What is being asked
Swap "signature-block" for "sign-off-block" in every one of the items below and write them out again with nothing else changed. Leave the pictures out.

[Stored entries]
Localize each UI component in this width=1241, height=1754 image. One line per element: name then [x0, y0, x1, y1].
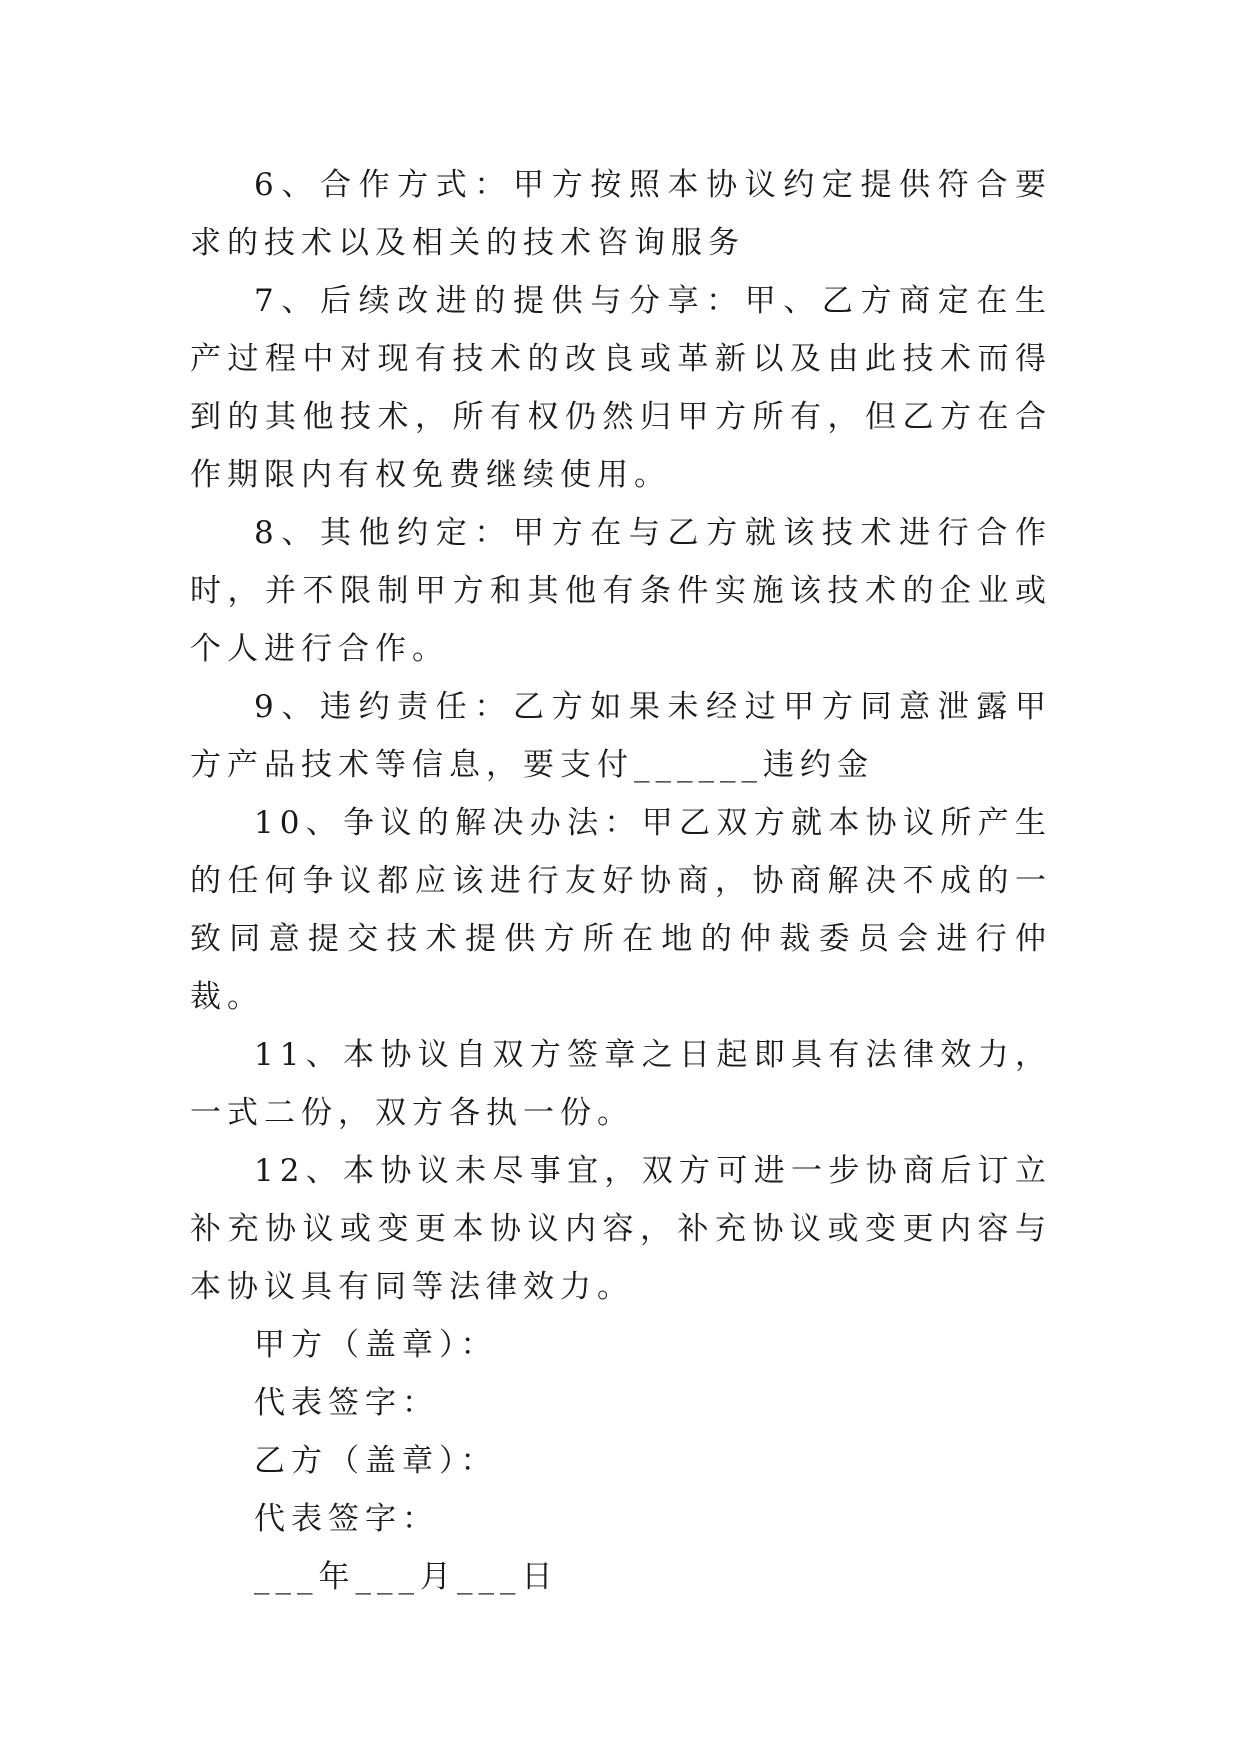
clause-8: 8、其他约定：甲方在与乙方就该技术进行合作时，并不限制甲方和其他有条件实施该技术的企业或个人进行合作。 — [190, 515, 1052, 667]
document-page — [190, 156, 1052, 1606]
party-a-seal-label: 甲方（盖章）： — [254, 1327, 498, 1363]
party-b-seal-label: 乙方（盖章）： — [254, 1443, 498, 1479]
clause-7: 7、后续改进的提供与分享：甲、乙方商定在生产过程中对现有技术的改良或革新以及由此技术而得到的其他技术，所有权仍然归甲方所有，但乙方在合作期限内有权免费继续使用。 — [190, 283, 1052, 493]
clause-6: 6、合作方式：甲方按照本协议约定提供符合要求的技术以及相关的技术咨询服务 — [190, 167, 1052, 261]
clause-9: 9、违约责任：乙方如果未经过甲方同意泄露甲方产品技术等信息，要支付______违约金 — [190, 689, 1052, 783]
party-b-representative-label: 代表签字： — [254, 1501, 439, 1537]
clause-12: 12、本协议未尽事宜，双方可进一步协商后订立补充协议或变更本协议内容，补充协议或变更内容与本协议具有同等法律效力。 — [190, 1153, 1052, 1305]
clause-10: 10、争议的解决办法：甲乙双方就本协议所产生的任何争议都应该进行友好协商，协商解决不成的一致同意提交技术提供方所在地的仲裁委员会进行仲裁。 — [190, 805, 1052, 1015]
signing-date: ___年___月___日 — [254, 1559, 559, 1595]
clause-11: 11、本协议自双方签章之日起即具有法律效力，一式二份，双方各执一份。 — [190, 1037, 1052, 1131]
signature-block — [190, 1316, 1052, 1606]
party-a-representative-label: 代表签字： — [254, 1385, 439, 1421]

Written answer
Localize each UI component in this width=1241, height=1754 image. One line per element: name then [x0, y0, x1, y1].
clause-8: 8、其他约定：甲方在与乙方就该技术进行合作时，并不限制甲方和其他有条件实施该技术的企业或个人进行合作。 — [190, 515, 1052, 667]
document-page — [190, 156, 1052, 1606]
party-a-seal-label: 甲方（盖章）： — [254, 1327, 498, 1363]
party-b-seal-label: 乙方（盖章）： — [254, 1443, 498, 1479]
clause-7: 7、后续改进的提供与分享：甲、乙方商定在生产过程中对现有技术的改良或革新以及由此技术而得到的其他技术，所有权仍然归甲方所有，但乙方在合作期限内有权免费继续使用。 — [190, 283, 1052, 493]
clause-6: 6、合作方式：甲方按照本协议约定提供符合要求的技术以及相关的技术咨询服务 — [190, 167, 1052, 261]
clause-9: 9、违约责任：乙方如果未经过甲方同意泄露甲方产品技术等信息，要支付______违约金 — [190, 689, 1052, 783]
party-b-representative-label: 代表签字： — [254, 1501, 439, 1537]
clause-12: 12、本协议未尽事宜，双方可进一步协商后订立补充协议或变更本协议内容，补充协议或变更内容与本协议具有同等法律效力。 — [190, 1153, 1052, 1305]
clause-10: 10、争议的解决办法：甲乙双方就本协议所产生的任何争议都应该进行友好协商，协商解决不成的一致同意提交技术提供方所在地的仲裁委员会进行仲裁。 — [190, 805, 1052, 1015]
signing-date: ___年___月___日 — [254, 1559, 559, 1595]
clause-11: 11、本协议自双方签章之日起即具有法律效力，一式二份，双方各执一份。 — [190, 1037, 1052, 1131]
sign-off-block — [190, 1316, 1052, 1606]
party-a-representative-label: 代表签字： — [254, 1385, 439, 1421]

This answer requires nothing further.